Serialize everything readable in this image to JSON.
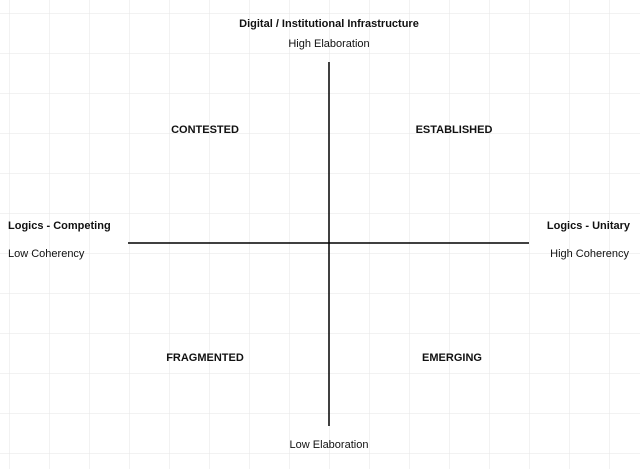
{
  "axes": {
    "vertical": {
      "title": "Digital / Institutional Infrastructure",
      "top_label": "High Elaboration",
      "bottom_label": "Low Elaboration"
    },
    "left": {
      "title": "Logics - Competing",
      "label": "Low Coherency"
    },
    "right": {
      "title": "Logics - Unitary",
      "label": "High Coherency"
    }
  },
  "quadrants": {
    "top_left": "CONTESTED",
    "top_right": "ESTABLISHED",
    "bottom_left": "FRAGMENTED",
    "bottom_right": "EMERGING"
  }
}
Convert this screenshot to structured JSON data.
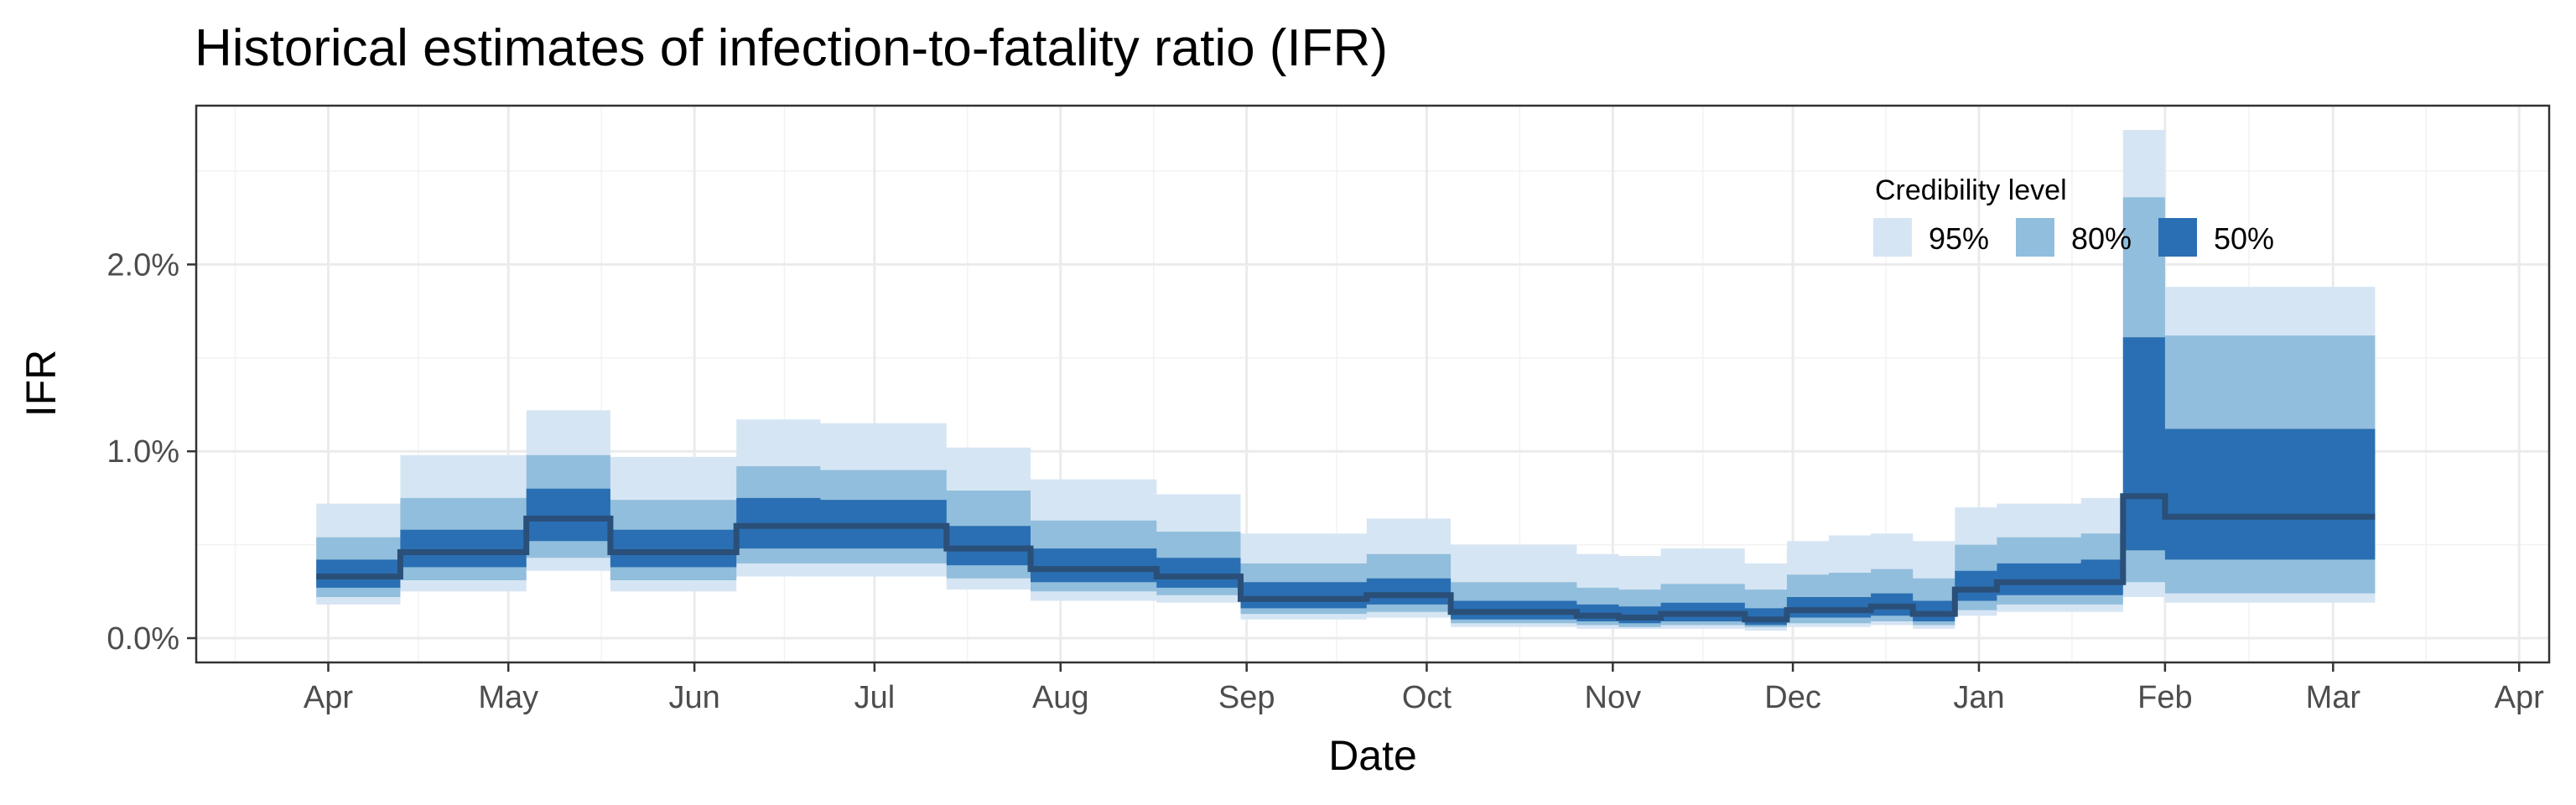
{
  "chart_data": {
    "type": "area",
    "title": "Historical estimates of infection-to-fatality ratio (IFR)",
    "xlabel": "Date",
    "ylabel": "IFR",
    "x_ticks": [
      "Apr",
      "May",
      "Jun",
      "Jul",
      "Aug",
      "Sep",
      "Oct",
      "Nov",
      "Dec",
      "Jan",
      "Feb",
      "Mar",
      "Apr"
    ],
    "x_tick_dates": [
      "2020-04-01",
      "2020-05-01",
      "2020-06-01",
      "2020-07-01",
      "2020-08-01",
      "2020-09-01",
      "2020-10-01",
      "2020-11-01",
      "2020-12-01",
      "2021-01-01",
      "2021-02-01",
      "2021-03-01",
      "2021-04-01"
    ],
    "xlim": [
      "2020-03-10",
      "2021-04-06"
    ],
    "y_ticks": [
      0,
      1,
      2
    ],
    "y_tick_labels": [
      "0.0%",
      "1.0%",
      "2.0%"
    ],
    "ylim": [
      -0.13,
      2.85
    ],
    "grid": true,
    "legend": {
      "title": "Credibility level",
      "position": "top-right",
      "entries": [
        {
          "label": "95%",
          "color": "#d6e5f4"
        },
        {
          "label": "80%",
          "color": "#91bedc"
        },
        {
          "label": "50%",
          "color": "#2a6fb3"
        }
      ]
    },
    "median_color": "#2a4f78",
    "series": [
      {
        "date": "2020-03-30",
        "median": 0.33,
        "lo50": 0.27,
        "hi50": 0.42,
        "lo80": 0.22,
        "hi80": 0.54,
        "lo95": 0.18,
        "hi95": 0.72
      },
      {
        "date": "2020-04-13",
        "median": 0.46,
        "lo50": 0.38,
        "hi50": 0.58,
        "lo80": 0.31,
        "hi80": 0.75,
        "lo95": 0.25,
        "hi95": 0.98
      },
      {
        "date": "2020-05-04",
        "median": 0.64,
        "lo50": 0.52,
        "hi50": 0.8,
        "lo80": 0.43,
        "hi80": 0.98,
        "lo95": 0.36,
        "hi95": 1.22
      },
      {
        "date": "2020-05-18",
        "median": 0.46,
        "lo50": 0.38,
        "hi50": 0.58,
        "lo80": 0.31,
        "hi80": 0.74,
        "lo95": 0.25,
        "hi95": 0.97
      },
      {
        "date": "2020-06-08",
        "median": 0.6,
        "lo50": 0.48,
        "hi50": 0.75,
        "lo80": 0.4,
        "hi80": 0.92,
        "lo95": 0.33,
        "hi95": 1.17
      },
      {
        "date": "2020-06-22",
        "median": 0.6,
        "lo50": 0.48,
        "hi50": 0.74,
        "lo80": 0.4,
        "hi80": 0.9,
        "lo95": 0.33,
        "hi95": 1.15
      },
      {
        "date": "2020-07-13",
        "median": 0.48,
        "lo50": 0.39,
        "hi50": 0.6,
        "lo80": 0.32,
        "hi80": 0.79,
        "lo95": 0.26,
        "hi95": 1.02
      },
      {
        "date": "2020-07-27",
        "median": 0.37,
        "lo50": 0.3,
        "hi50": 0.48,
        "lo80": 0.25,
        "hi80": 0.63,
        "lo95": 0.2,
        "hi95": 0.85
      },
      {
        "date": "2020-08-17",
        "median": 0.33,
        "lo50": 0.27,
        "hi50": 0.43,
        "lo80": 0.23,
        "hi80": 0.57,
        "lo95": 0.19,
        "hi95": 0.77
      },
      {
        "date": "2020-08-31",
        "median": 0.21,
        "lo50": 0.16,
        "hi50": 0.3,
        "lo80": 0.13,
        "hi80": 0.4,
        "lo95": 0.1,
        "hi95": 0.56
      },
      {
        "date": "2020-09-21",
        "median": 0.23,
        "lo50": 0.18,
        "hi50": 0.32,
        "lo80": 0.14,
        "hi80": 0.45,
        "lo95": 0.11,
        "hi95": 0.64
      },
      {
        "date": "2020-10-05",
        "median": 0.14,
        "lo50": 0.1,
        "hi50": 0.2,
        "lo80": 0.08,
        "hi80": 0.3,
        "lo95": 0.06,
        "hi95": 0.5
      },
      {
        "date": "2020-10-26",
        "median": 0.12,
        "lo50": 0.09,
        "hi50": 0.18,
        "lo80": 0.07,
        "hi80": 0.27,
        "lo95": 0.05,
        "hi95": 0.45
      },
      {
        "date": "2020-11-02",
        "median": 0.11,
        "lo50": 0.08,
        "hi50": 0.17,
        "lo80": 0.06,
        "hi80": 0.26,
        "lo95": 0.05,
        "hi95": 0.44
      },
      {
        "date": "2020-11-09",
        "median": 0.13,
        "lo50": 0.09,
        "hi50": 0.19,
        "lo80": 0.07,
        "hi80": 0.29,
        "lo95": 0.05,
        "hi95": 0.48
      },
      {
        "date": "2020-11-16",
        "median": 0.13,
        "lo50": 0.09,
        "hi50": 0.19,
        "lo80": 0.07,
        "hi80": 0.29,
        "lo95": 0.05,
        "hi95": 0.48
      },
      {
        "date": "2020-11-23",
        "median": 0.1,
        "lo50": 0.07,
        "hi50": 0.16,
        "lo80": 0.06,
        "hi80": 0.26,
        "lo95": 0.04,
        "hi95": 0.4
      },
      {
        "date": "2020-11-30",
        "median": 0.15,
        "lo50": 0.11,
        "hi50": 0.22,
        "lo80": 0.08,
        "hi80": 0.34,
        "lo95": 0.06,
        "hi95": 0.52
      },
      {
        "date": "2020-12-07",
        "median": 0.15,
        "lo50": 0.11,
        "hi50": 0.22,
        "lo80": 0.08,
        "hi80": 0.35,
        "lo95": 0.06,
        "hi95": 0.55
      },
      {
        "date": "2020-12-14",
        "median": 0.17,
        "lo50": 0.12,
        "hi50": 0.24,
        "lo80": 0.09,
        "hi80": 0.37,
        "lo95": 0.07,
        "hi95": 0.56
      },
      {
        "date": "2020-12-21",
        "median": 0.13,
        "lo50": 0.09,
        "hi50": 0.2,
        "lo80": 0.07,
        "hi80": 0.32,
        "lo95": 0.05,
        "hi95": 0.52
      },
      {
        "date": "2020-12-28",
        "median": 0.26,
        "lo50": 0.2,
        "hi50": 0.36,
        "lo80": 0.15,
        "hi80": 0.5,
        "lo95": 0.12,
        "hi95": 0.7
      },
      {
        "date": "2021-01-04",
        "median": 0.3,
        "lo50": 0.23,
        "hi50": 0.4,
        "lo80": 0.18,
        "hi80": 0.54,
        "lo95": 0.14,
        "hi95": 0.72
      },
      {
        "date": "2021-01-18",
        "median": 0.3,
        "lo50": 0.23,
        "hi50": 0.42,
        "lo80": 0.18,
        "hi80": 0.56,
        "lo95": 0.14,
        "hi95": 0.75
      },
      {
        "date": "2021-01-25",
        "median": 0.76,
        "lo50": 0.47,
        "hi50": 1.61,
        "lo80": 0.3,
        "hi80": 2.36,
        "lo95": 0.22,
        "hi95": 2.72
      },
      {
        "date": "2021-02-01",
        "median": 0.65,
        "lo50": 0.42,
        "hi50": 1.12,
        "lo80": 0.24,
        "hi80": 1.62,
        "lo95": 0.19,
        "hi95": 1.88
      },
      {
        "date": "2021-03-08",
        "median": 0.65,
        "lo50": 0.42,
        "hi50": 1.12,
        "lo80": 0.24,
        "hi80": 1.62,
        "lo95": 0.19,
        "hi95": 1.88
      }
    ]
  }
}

::::::

**TO BE DONE:**
From the records above, pick out and copy each line holding the word "High".

**FULL RESPONSE:**
      "top_label": "High Elaboration",
      "label": "High Coherency"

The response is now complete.